What to do:
Work out how many lines in the data hold the word "zpět", and reply with that number only.

Items listed in a dataset:
□ □ □
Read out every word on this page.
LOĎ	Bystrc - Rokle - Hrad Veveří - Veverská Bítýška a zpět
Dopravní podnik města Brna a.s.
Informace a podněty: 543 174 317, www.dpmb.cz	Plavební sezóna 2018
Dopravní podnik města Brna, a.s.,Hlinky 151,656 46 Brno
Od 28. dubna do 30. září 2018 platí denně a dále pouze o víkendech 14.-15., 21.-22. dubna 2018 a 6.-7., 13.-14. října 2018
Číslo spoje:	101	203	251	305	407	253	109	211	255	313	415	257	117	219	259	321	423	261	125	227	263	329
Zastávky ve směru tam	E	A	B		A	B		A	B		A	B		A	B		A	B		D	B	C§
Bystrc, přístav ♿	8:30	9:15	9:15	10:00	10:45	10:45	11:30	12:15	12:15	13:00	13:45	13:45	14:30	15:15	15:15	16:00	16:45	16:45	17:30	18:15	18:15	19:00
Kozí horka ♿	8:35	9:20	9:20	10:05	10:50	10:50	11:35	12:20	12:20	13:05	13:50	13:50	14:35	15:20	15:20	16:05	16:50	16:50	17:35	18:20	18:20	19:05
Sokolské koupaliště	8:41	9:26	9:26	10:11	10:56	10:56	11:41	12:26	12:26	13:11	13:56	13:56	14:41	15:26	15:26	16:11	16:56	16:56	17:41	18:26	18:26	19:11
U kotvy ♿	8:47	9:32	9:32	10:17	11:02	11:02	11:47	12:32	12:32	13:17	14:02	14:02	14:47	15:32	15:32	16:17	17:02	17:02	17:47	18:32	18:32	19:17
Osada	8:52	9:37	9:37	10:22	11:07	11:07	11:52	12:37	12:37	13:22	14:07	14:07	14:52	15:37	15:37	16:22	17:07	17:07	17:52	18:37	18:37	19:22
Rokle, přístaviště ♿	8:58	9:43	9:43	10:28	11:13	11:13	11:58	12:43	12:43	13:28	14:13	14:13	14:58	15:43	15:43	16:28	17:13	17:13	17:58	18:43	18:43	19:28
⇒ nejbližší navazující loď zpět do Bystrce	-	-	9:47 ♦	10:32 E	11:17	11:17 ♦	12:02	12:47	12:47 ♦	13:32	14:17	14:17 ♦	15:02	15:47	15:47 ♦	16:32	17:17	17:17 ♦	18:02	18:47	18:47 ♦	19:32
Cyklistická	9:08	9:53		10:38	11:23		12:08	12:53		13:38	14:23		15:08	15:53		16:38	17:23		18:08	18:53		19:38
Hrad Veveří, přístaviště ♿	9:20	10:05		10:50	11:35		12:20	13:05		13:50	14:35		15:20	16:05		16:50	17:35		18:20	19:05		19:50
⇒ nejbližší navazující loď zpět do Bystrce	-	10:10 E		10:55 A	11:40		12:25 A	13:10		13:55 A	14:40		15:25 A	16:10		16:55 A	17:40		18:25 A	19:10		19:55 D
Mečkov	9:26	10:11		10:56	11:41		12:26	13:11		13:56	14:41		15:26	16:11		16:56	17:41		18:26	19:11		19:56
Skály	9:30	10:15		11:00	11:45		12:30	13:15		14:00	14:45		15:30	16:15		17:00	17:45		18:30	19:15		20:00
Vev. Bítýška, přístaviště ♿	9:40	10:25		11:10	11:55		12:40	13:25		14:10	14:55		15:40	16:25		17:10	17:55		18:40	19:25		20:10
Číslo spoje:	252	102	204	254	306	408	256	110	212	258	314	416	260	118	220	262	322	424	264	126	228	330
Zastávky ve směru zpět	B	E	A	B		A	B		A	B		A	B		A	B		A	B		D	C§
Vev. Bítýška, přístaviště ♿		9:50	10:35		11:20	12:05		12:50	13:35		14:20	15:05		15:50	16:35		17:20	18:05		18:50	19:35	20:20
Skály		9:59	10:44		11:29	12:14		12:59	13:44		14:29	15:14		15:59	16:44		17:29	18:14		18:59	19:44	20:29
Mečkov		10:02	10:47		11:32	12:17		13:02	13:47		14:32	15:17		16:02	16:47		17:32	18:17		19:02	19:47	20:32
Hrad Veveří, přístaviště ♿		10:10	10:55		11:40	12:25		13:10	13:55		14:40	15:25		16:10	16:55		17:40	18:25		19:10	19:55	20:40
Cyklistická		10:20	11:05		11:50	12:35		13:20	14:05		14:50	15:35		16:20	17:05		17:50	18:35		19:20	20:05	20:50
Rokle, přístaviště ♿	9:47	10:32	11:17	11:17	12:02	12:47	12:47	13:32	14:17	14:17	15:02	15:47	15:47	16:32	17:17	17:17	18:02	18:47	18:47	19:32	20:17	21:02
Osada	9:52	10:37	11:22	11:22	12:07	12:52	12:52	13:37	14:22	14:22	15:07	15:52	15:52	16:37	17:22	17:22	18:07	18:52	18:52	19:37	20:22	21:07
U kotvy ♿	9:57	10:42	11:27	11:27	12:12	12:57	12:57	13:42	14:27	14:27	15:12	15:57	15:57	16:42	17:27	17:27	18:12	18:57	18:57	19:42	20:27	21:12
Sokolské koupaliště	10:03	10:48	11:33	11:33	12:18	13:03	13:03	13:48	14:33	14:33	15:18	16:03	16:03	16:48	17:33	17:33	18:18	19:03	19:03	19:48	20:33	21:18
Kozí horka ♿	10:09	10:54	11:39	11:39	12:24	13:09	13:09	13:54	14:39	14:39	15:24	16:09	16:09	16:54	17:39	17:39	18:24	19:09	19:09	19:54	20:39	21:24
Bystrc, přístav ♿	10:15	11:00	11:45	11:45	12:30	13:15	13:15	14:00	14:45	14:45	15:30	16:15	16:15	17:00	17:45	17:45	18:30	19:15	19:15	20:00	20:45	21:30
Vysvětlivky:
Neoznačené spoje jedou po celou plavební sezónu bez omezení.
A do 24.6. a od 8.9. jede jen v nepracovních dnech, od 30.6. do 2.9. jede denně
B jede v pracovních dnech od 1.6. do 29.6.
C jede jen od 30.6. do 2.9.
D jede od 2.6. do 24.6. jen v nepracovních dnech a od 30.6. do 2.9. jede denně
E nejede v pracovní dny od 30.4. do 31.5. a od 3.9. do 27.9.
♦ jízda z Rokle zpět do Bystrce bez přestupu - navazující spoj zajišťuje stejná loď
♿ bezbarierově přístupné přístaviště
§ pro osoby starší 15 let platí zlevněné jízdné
□ □ □
Solution for this exercise:
5